* BEGIN WORKING DATA *
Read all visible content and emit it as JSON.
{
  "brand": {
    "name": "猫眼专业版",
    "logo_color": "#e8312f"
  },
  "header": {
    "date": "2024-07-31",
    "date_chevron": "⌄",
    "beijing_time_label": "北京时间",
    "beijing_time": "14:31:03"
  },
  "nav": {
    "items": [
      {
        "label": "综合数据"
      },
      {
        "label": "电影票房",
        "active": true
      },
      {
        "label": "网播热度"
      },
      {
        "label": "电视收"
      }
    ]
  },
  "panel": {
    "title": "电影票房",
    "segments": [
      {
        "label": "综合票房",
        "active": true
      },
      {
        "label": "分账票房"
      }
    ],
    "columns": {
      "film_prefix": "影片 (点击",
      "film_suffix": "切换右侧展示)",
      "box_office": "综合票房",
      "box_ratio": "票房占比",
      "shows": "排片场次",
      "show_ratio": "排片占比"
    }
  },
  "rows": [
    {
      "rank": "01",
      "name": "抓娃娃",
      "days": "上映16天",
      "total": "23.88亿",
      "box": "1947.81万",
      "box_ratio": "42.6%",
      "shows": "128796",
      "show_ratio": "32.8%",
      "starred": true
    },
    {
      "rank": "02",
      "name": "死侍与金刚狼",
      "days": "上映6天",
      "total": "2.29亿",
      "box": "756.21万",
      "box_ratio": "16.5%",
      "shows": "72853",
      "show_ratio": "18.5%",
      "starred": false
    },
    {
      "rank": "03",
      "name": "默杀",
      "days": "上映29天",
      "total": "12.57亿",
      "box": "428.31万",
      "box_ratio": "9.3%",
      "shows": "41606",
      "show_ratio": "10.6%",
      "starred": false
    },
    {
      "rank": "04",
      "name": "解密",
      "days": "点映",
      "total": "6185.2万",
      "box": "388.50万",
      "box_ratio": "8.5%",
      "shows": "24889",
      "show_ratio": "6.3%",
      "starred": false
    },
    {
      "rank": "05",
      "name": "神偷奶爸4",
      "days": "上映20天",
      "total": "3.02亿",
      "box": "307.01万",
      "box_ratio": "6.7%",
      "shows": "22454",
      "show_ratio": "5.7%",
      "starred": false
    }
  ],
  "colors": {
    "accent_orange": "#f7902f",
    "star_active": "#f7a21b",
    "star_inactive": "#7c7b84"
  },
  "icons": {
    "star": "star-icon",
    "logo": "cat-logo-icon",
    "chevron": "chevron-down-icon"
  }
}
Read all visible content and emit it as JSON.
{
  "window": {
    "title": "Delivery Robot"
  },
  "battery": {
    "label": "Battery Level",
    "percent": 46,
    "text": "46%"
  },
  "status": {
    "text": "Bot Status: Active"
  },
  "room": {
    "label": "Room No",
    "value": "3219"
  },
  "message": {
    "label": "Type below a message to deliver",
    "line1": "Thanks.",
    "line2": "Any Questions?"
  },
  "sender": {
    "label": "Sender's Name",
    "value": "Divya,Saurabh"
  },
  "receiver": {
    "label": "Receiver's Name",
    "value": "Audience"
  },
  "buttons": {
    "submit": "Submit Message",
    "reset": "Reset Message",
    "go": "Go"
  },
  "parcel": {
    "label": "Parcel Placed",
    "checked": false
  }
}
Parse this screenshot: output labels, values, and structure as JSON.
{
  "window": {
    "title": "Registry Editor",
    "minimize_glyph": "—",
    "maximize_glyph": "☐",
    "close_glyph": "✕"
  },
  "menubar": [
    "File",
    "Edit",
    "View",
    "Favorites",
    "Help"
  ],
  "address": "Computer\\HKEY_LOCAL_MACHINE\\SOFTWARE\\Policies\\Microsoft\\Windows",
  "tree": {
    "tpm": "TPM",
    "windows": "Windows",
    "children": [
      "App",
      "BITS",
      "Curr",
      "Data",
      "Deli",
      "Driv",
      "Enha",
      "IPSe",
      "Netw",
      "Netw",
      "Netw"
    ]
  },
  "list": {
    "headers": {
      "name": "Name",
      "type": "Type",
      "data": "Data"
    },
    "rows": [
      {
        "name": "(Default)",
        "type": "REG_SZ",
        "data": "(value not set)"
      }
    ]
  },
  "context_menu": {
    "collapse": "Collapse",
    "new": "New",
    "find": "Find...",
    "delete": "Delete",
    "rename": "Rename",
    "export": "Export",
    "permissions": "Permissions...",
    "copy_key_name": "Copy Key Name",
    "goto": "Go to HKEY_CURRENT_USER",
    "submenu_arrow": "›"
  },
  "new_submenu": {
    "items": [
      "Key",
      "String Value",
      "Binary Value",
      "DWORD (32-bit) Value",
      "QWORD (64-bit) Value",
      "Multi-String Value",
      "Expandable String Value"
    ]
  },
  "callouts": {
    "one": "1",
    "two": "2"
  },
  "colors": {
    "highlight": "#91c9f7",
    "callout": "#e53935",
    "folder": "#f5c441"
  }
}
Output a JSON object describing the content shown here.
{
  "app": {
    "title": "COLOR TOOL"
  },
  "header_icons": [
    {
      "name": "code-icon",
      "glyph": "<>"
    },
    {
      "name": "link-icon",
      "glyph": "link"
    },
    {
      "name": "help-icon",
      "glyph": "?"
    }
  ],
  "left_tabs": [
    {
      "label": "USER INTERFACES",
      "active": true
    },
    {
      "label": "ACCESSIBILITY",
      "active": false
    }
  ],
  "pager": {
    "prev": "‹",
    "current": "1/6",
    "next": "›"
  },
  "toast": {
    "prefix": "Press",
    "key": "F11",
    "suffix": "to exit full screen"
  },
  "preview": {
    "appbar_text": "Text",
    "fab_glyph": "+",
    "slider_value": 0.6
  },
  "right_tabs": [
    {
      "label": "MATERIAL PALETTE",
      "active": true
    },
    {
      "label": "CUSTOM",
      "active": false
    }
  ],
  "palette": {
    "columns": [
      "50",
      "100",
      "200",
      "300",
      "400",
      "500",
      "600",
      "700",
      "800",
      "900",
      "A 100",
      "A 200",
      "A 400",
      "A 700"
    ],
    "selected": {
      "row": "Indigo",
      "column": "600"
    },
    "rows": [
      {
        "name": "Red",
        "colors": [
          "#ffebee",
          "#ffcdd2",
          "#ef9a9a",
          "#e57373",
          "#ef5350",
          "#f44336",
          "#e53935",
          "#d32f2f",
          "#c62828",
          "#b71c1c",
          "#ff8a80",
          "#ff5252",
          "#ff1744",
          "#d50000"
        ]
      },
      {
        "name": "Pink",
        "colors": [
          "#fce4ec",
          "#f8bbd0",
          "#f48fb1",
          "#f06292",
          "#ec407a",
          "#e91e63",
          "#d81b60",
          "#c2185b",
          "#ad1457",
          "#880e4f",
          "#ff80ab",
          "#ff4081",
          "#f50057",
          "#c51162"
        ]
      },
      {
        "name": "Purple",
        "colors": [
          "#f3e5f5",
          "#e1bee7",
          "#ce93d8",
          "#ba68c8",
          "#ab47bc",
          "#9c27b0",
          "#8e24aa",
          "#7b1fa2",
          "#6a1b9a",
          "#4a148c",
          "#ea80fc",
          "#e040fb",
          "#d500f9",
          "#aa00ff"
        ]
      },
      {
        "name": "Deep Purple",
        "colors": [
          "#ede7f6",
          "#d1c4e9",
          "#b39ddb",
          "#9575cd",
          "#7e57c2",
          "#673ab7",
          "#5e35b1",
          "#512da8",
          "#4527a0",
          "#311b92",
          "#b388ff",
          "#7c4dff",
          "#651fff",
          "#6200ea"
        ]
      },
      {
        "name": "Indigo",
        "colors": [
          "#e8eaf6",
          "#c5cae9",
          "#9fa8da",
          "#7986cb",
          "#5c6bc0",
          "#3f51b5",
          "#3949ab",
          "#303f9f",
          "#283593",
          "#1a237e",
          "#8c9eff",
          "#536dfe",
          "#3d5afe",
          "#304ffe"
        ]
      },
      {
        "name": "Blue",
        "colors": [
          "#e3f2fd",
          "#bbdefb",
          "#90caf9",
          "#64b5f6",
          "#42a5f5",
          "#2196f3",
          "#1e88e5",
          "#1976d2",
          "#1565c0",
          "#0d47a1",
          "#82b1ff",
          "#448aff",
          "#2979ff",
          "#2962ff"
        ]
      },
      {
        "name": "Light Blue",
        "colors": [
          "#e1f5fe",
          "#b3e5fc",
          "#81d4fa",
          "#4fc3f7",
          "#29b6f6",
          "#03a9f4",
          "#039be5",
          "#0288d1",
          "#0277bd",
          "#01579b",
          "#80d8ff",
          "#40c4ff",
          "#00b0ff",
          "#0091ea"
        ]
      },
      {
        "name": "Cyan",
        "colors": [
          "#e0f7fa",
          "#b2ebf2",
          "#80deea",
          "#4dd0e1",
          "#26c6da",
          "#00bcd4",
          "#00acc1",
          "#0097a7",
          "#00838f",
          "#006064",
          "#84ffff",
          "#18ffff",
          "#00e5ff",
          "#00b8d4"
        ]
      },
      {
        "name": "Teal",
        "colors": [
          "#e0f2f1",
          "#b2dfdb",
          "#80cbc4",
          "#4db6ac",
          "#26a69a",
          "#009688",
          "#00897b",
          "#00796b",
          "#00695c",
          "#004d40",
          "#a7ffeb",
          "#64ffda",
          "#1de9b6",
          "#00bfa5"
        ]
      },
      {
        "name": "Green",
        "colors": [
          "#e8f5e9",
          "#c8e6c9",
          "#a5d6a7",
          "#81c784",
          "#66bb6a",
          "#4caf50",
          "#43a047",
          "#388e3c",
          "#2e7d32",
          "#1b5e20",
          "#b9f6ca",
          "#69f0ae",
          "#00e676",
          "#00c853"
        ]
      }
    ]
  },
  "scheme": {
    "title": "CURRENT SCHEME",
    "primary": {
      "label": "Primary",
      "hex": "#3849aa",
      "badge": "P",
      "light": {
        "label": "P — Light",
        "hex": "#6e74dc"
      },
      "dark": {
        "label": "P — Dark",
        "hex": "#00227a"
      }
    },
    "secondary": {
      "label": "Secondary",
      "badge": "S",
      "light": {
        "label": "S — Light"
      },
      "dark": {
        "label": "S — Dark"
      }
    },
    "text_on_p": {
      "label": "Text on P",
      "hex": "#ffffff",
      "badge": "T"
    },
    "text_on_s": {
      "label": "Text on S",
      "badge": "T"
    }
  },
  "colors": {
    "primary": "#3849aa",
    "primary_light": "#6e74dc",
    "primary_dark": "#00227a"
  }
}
* END WORKING DATA *
# WHAT IS REQUIRED
Copy all lines from the material that include "String".

# SOLVED EXERCISE
      "String Value",
      "Multi-String Value",
      "Expandable String Value"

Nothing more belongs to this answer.